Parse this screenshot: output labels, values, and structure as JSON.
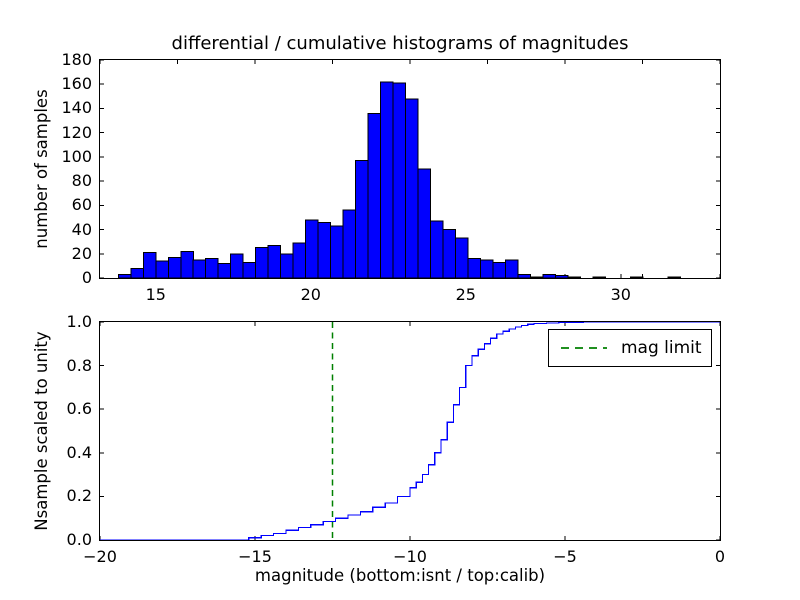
{
  "title": "differential / cumulative histograms of magnitudes",
  "colors": {
    "bar_fill": "#0000ff",
    "bar_edge": "#000000",
    "curve": "#0000ff",
    "mag_limit_line": "#008000",
    "axis": "#000000",
    "background": "#ffffff"
  },
  "chart_data": [
    {
      "type": "bar",
      "role": "differential-histogram",
      "title": "differential / cumulative histograms of magnitudes",
      "ylabel": "number of samples",
      "xlim": [
        13.2,
        33.2
      ],
      "ylim": [
        0,
        180
      ],
      "grid": false,
      "xticks": [
        {
          "value": 15,
          "label": "15"
        },
        {
          "value": 20,
          "label": "20"
        },
        {
          "value": 25,
          "label": "25"
        },
        {
          "value": 30,
          "label": "30"
        }
      ],
      "yticks": [
        {
          "value": 0,
          "label": "0"
        },
        {
          "value": 20,
          "label": "20"
        },
        {
          "value": 40,
          "label": "40"
        },
        {
          "value": 60,
          "label": "60"
        },
        {
          "value": 80,
          "label": "80"
        },
        {
          "value": 100,
          "label": "100"
        },
        {
          "value": 120,
          "label": "120"
        },
        {
          "value": 140,
          "label": "140"
        },
        {
          "value": 160,
          "label": "160"
        },
        {
          "value": 180,
          "label": "180"
        }
      ],
      "secondary_top_ticks": [
        13.2,
        15.7,
        18.2,
        20.7,
        23.2,
        25.7,
        28.2,
        30.7,
        33.2
      ],
      "bin_start": 13.79,
      "bin_width": 0.403,
      "counts": [
        3,
        8,
        21,
        14,
        17,
        22,
        15,
        16,
        12,
        20,
        13,
        25,
        27,
        20,
        29,
        48,
        46,
        43,
        56,
        97,
        136,
        162,
        161,
        148,
        90,
        47,
        40,
        33,
        16,
        15,
        13,
        15,
        3,
        1,
        3,
        2,
        1,
        0,
        1,
        0,
        0,
        1,
        0,
        0,
        1
      ]
    },
    {
      "type": "line",
      "role": "cumulative-histogram",
      "ylabel": "Nsample scaled to unity",
      "xlabel": "magnitude (bottom:isnt / top:calib)",
      "xlim": [
        -20,
        0
      ],
      "ylim": [
        0,
        1
      ],
      "grid": false,
      "xticks": [
        {
          "value": -20,
          "label": "−20"
        },
        {
          "value": -15,
          "label": "−15"
        },
        {
          "value": -10,
          "label": "−10"
        },
        {
          "value": -5,
          "label": "−5"
        },
        {
          "value": 0,
          "label": "0"
        }
      ],
      "yticks": [
        {
          "value": 0.0,
          "label": "0.0"
        },
        {
          "value": 0.2,
          "label": "0.2"
        },
        {
          "value": 0.4,
          "label": "0.4"
        },
        {
          "value": 0.6,
          "label": "0.6"
        },
        {
          "value": 0.8,
          "label": "0.8"
        },
        {
          "value": 1.0,
          "label": "1.0"
        }
      ],
      "curve_points": [
        [
          -20,
          0
        ],
        [
          -15.6,
          0
        ],
        [
          -15.2,
          0.01
        ],
        [
          -14.8,
          0.02
        ],
        [
          -14.4,
          0.03
        ],
        [
          -14.0,
          0.045
        ],
        [
          -13.6,
          0.058
        ],
        [
          -13.2,
          0.07
        ],
        [
          -12.8,
          0.085
        ],
        [
          -12.4,
          0.1
        ],
        [
          -12.0,
          0.115
        ],
        [
          -11.6,
          0.13
        ],
        [
          -11.2,
          0.15
        ],
        [
          -10.8,
          0.17
        ],
        [
          -10.4,
          0.2
        ],
        [
          -10.0,
          0.24
        ],
        [
          -9.8,
          0.265
        ],
        [
          -9.6,
          0.3
        ],
        [
          -9.4,
          0.345
        ],
        [
          -9.2,
          0.4
        ],
        [
          -9.0,
          0.46
        ],
        [
          -8.8,
          0.54
        ],
        [
          -8.6,
          0.62
        ],
        [
          -8.4,
          0.7
        ],
        [
          -8.2,
          0.8
        ],
        [
          -8.0,
          0.845
        ],
        [
          -7.8,
          0.875
        ],
        [
          -7.6,
          0.9
        ],
        [
          -7.4,
          0.925
        ],
        [
          -7.2,
          0.945
        ],
        [
          -7.0,
          0.958
        ],
        [
          -6.8,
          0.968
        ],
        [
          -6.6,
          0.977
        ],
        [
          -6.4,
          0.984
        ],
        [
          -6.2,
          0.99
        ],
        [
          -6.0,
          0.993
        ],
        [
          -5.6,
          0.996
        ],
        [
          -5.2,
          0.998
        ],
        [
          -4.8,
          0.999
        ],
        [
          -4.4,
          1.0
        ],
        [
          0,
          1.0
        ]
      ],
      "vline": {
        "x": -12.5,
        "style": "dashed"
      },
      "legend": {
        "label": "mag limit",
        "position": "upper right"
      }
    }
  ]
}
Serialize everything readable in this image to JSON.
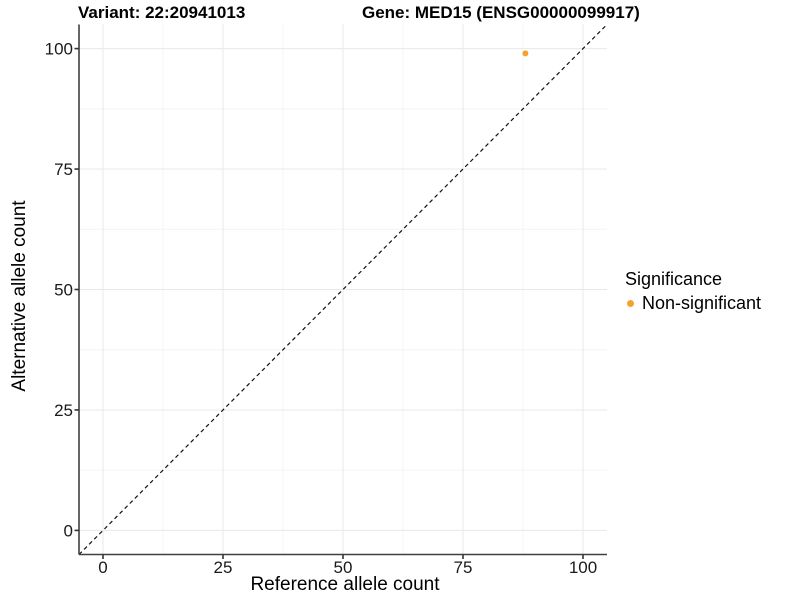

WORK TO DO =>
All lines above containing the string "this" are to be collected.

EXERCISE SOLUTION =>
Parse this screenshot: output labels, values, and structure as JSON.
Serialize everything readable in this image to JSON.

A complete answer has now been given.